- [What the exercise asks] Return each line of the listing that follows in which the string "Pionierleiter" can be found.

**** Data supplied

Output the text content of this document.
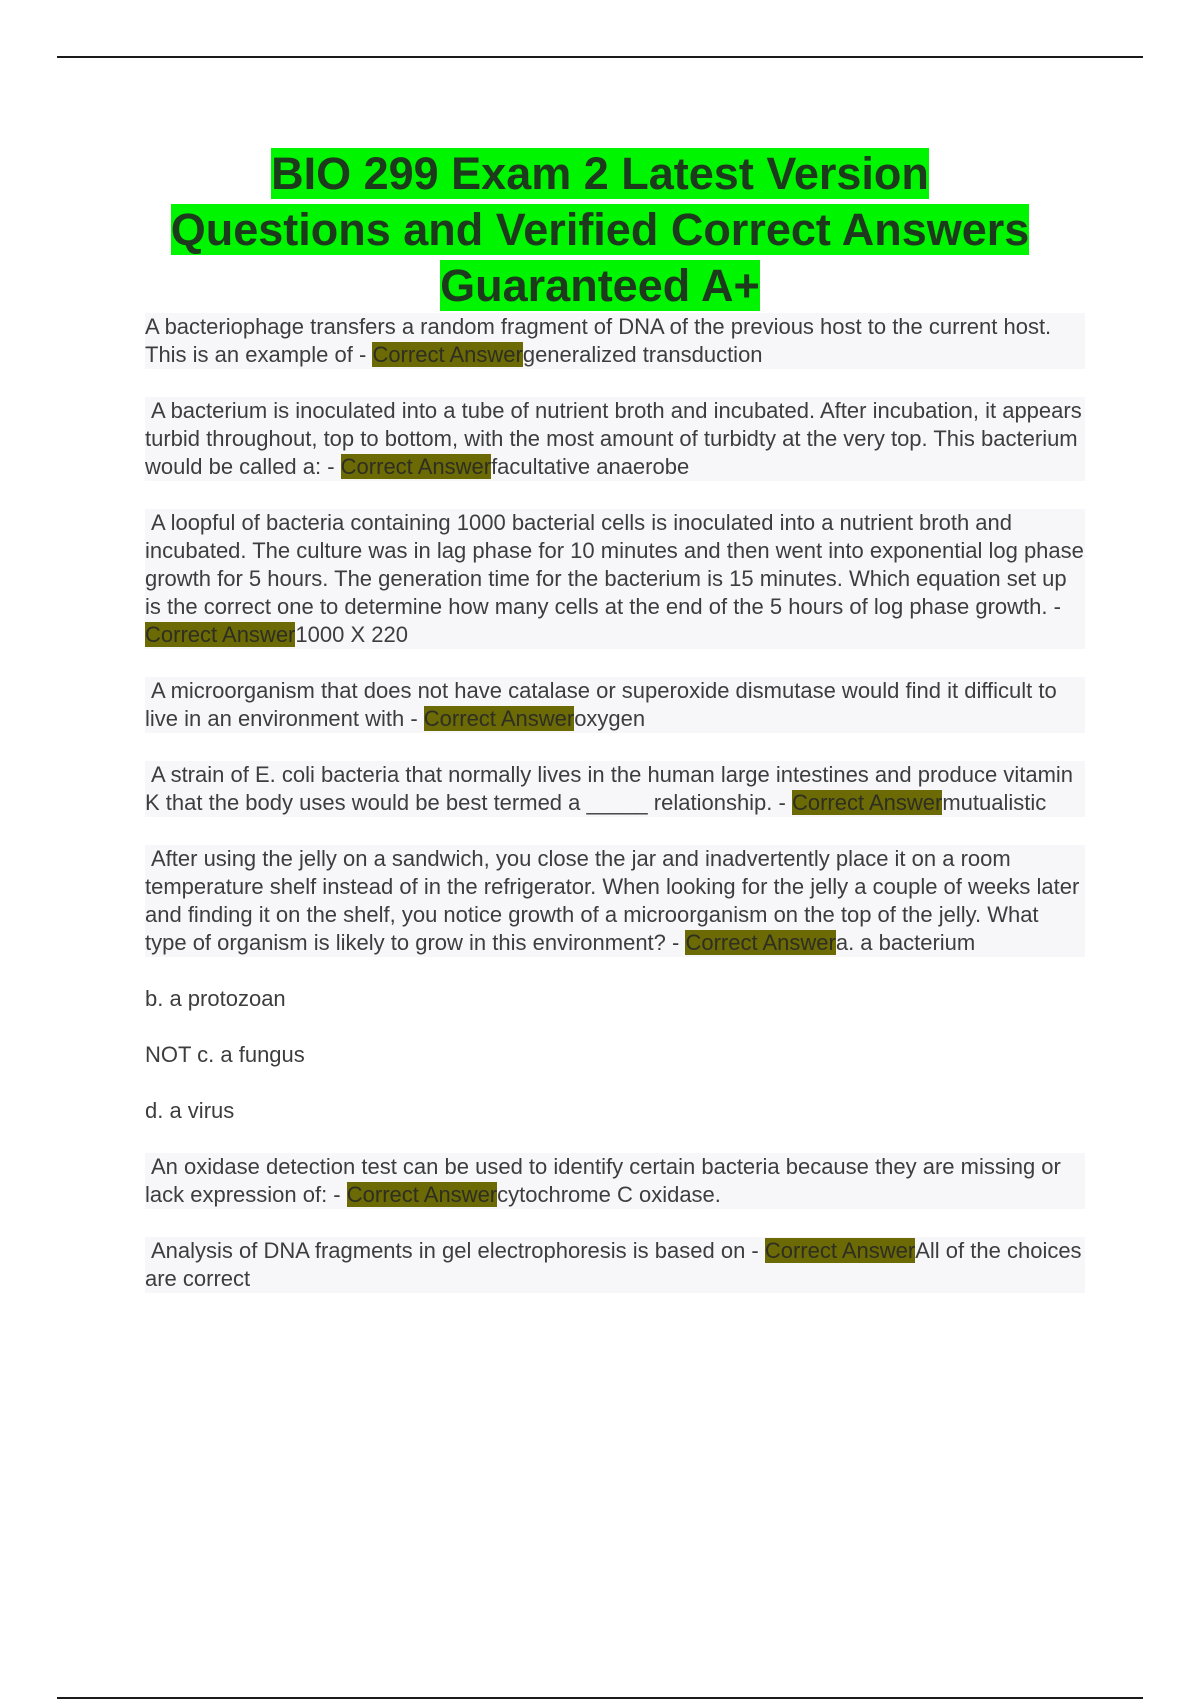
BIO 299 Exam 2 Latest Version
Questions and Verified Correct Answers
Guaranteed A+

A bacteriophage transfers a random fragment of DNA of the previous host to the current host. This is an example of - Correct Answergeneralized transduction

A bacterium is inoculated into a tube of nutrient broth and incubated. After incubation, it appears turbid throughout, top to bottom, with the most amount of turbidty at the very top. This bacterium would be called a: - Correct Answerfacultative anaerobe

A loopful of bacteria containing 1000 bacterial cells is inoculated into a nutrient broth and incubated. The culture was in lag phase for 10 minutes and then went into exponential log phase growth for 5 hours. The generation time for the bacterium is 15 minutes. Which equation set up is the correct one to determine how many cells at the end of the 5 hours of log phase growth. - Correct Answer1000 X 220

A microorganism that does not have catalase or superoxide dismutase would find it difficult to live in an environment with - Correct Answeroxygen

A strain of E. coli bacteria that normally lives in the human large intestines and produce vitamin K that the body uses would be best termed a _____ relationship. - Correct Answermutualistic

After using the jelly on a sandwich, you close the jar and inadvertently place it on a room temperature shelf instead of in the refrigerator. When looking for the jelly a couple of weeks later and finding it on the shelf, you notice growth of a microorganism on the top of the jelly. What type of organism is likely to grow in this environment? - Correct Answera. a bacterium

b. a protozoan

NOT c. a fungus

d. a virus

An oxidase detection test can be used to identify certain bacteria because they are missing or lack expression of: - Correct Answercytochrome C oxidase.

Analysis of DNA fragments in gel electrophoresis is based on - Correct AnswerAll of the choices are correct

********
**** Data supplied

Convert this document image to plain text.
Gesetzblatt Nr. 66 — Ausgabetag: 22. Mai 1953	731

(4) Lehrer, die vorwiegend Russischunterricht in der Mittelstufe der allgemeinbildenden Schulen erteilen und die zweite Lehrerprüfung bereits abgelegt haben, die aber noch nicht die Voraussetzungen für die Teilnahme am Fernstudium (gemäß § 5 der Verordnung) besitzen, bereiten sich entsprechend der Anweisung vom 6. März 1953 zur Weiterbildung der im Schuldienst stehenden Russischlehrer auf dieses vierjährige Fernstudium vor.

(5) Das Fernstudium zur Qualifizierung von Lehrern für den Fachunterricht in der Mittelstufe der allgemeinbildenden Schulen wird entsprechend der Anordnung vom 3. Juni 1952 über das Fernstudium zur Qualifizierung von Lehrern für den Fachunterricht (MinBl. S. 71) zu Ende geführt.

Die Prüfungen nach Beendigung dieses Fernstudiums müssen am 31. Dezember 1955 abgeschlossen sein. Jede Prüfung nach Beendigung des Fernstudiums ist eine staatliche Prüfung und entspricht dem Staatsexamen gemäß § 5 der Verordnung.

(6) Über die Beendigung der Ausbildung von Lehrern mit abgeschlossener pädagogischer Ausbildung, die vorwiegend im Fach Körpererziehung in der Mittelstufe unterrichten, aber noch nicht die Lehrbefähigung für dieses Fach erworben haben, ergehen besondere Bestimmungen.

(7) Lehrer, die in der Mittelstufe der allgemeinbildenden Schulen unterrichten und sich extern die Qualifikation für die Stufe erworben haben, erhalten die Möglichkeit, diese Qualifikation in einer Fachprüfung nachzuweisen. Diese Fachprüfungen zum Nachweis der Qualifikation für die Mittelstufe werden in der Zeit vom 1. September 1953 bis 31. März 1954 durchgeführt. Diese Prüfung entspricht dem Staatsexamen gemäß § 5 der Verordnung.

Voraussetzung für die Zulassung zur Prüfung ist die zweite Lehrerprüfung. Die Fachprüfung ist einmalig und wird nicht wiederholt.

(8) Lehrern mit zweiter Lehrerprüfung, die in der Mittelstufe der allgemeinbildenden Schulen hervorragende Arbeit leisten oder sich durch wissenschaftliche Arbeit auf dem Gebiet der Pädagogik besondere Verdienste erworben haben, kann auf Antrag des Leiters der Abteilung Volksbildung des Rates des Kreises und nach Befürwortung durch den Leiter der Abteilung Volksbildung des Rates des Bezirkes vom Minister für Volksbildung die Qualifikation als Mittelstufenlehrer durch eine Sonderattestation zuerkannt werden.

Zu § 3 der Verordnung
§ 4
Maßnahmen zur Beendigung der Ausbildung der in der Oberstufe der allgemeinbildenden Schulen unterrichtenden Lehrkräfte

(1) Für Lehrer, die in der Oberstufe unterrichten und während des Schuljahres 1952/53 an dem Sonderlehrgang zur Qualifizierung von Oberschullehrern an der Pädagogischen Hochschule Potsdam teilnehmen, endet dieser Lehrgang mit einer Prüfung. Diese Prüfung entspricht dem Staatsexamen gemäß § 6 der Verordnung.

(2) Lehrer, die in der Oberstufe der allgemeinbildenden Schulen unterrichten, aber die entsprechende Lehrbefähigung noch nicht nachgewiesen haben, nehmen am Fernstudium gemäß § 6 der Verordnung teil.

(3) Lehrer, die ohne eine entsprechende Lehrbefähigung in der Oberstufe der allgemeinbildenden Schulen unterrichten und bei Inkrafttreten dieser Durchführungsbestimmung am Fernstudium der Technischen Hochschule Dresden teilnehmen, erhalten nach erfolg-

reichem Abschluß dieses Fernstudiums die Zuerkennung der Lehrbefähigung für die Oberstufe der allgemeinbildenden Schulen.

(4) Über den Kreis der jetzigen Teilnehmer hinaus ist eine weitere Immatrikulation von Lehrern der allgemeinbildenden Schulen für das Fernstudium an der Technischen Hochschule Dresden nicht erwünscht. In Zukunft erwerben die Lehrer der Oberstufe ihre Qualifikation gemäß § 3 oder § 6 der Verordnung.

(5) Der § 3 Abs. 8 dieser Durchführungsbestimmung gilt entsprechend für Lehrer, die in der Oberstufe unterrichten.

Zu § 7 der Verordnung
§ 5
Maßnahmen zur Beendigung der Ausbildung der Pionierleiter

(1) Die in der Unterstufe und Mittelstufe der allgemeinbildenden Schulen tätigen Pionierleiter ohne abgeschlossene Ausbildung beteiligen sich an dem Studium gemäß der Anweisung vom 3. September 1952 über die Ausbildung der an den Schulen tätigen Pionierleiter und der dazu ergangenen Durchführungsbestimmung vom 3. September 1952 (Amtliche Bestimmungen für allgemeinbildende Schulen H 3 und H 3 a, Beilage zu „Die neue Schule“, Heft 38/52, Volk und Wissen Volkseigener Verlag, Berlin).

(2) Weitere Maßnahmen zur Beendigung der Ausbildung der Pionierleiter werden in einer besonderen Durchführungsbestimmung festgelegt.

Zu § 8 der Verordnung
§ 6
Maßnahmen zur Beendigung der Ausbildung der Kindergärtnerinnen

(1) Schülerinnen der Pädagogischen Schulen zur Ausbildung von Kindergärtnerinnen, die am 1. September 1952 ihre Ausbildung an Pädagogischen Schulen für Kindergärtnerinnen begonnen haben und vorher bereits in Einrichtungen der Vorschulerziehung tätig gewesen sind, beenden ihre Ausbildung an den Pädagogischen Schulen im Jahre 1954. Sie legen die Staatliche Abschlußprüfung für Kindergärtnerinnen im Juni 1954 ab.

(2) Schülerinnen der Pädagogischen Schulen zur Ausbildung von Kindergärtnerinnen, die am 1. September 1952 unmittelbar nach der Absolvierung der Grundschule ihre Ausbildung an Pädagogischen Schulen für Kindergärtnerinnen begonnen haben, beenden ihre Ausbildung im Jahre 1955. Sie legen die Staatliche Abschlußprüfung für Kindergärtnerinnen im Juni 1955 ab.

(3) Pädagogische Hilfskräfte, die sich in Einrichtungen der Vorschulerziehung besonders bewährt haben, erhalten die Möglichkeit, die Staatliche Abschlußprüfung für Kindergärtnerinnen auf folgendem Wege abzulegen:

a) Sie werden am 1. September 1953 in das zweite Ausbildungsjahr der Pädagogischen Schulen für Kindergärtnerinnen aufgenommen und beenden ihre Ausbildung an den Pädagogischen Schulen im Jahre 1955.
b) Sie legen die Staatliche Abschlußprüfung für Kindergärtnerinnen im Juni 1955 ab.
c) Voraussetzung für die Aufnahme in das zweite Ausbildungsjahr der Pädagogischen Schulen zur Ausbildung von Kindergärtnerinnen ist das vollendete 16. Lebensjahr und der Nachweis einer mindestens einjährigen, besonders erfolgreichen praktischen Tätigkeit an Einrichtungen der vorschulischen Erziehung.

********

- [Written answer]
Maßnahmen zur Beendigung der Ausbildung der Pionierleiter
(1) Die in der Unterstufe und Mittelstufe der allgemeinbildenden Schulen tätigen Pionierleiter ohne abgeschlossene Ausbildung beteiligen sich an dem Studium gemäß der Anweisung vom 3. September 1952 über die Ausbildung der an den Schulen tätigen Pionierleiter und der dazu ergangenen Durchführungsbestimmung vom 3. September 1952 (Amtliche Bestimmungen für allgemeinbildende Schulen H 3 und H 3 a, Beilage zu „Die neue Schule“, Heft 38/52, Volk und Wissen Volkseigener Verlag, Berlin).
(2) Weitere Maßnahmen zur Beendigung der Ausbildung der Pionierleiter werden in einer besonderen Durchführungsbestimmung festgelegt.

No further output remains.